(Records)
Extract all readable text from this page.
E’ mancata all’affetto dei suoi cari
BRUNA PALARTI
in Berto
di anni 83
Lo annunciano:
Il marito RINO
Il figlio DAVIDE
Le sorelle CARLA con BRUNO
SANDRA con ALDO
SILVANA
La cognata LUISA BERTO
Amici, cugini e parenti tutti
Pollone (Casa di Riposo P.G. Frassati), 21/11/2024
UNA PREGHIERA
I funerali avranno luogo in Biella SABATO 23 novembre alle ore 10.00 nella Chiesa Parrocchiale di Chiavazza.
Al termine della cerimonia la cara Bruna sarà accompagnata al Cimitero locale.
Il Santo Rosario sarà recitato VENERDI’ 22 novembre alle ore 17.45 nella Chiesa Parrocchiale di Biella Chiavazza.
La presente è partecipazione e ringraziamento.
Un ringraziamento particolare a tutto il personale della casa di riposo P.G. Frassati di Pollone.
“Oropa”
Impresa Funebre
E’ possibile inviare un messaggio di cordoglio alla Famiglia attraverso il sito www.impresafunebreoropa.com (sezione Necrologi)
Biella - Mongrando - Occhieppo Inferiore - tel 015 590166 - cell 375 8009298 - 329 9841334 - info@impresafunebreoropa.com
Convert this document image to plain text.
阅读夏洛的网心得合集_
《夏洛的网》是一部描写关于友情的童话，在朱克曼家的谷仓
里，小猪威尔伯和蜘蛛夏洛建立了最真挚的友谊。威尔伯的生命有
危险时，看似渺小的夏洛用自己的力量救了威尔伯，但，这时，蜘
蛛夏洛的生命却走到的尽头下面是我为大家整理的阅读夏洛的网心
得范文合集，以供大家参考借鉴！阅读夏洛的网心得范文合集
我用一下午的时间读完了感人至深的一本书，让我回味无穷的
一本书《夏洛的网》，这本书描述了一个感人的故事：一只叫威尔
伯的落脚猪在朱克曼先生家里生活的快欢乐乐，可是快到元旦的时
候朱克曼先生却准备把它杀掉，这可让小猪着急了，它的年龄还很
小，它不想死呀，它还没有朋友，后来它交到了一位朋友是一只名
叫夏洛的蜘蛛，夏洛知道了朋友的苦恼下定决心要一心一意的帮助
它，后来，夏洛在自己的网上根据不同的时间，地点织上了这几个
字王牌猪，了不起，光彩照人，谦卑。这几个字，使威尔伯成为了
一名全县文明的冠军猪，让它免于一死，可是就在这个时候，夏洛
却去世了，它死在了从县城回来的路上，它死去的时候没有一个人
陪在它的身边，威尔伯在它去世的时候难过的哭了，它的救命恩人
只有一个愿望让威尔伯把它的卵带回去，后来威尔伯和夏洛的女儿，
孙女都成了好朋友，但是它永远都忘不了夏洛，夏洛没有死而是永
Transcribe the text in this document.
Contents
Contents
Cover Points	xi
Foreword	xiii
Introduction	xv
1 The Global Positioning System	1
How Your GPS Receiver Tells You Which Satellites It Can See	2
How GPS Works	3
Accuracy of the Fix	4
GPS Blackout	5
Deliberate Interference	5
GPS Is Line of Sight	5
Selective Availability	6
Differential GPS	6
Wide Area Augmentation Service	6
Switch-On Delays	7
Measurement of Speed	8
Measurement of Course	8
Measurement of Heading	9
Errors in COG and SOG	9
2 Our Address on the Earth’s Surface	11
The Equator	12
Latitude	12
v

> PROBLEM DESCRIPTION
Transcribe the data. Leave every line exactly as it is.

> FINISHED EXERCISE
Extract all readable text from this page.
E’ mancata all’affetto dei suoi cari
BRUNA PALARTI
in Berto
di anni 83
Lo annunciano:
Il marito RINO
Il figlio DAVIDE
Le sorelle CARLA con BRUNO
SANDRA con ALDO
SILVANA
La cognata LUISA BERTO
Amici, cugini e parenti tutti
Pollone (Casa di Riposo P.G. Frassati), 21/11/2024
UNA PREGHIERA
I funerali avranno luogo in Biella SABATO 23 novembre alle ore 10.00 nella Chiesa Parrocchiale di Chiavazza.
Al termine della cerimonia la cara Bruna sarà accompagnata al Cimitero locale.
Il Santo Rosario sarà recitato VENERDI’ 22 novembre alle ore 17.45 nella Chiesa Parrocchiale di Biella Chiavazza.
La presente è partecipazione e ringraziamento.
Un ringraziamento particolare a tutto il personale della casa di riposo P.G. Frassati di Pollone.
“Oropa”
Impresa Funebre
E’ possibile inviare un messaggio di cordoglio alla Famiglia attraverso il sito www.impresafunebreoropa.com (sezione Necrologi)
Biella - Mongrando - Occhieppo Inferiore - tel 015 590166 - cell 375 8009298 - 329 9841334 - info@impresafunebreoropa.com
Convert this document image to plain text.
阅读夏洛的网心得合集_
《夏洛的网》是一部描写关于友情的童话，在朱克曼家的谷仓
里，小猪威尔伯和蜘蛛夏洛建立了最真挚的友谊。威尔伯的生命有
危险时，看似渺小的夏洛用自己的力量救了威尔伯，但，这时，蜘
蛛夏洛的生命却走到的尽头下面是我为大家整理的阅读夏洛的网心
得范文合集，以供大家参考借鉴！阅读夏洛的网心得范文合集
我用一下午的时间读完了感人至深的一本书，让我回味无穷的
一本书《夏洛的网》，这本书描述了一个感人的故事：一只叫威尔
伯的落脚猪在朱克曼先生家里生活的快欢乐乐，可是快到元旦的时
候朱克曼先生却准备把它杀掉，这可让小猪着急了，它的年龄还很
小，它不想死呀，它还没有朋友，后来它交到了一位朋友是一只名
叫夏洛的蜘蛛，夏洛知道了朋友的苦恼下定决心要一心一意的帮助
它，后来，夏洛在自己的网上根据不同的时间，地点织上了这几个
字王牌猪，了不起，光彩照人，谦卑。这几个字，使威尔伯成为了
一名全县文明的冠军猪，让它免于一死，可是就在这个时候，夏洛
却去世了，它死在了从县城回来的路上，它死去的时候没有一个人
陪在它的身边，威尔伯在它去世的时候难过的哭了，它的救命恩人
只有一个愿望让威尔伯把它的卵带回去，后来威尔伯和夏洛的女儿，
孙女都成了好朋友，但是它永远都忘不了夏洛，夏洛没有死而是永
Transcribe the text in this document.
Contents
Contents
Cover Points	xi
Foreword	xiii
Introduction	xv
1 The Global Positioning System	1
How Your GPS Receiver Tells You Which Satellites It Can See	2
How GPS Works	3
Accuracy of the Fix	4
GPS Blackout	5
Deliberate Interference	5
GPS Is Line of Sight	5
Selective Availability	6
Differential GPS	6
Wide Area Augmentation Service	6
Switch-On Delays	7
Measurement of Speed	8
Measurement of Course	8
Measurement of Heading	9
Errors in COG and SOG	9
2 Our Address on the Earth’s Surface	11
The Equator	12
Latitude	12
v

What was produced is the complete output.